_Brief_
Scan the listing below. Report each line that includes "icon".

_Input data_
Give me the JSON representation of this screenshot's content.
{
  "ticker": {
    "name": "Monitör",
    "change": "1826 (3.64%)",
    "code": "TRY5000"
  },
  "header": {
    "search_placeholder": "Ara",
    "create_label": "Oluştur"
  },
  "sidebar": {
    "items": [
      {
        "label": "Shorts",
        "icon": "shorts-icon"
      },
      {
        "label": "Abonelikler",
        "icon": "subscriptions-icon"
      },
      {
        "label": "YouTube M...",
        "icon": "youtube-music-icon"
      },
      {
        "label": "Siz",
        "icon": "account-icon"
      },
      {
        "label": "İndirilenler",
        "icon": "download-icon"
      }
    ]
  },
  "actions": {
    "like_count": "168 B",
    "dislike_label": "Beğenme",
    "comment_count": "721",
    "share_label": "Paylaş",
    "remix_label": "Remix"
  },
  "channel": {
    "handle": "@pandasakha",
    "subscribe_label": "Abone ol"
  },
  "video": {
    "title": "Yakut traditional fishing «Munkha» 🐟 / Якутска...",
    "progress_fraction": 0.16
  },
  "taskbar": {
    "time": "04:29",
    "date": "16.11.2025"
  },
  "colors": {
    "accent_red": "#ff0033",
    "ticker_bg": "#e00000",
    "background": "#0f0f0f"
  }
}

_Answer to the exercise_
        "icon": "shorts-icon"
        "icon": "subscriptions-icon"
        "icon": "youtube-music-icon"
        "icon": "account-icon"
        "icon": "download-icon"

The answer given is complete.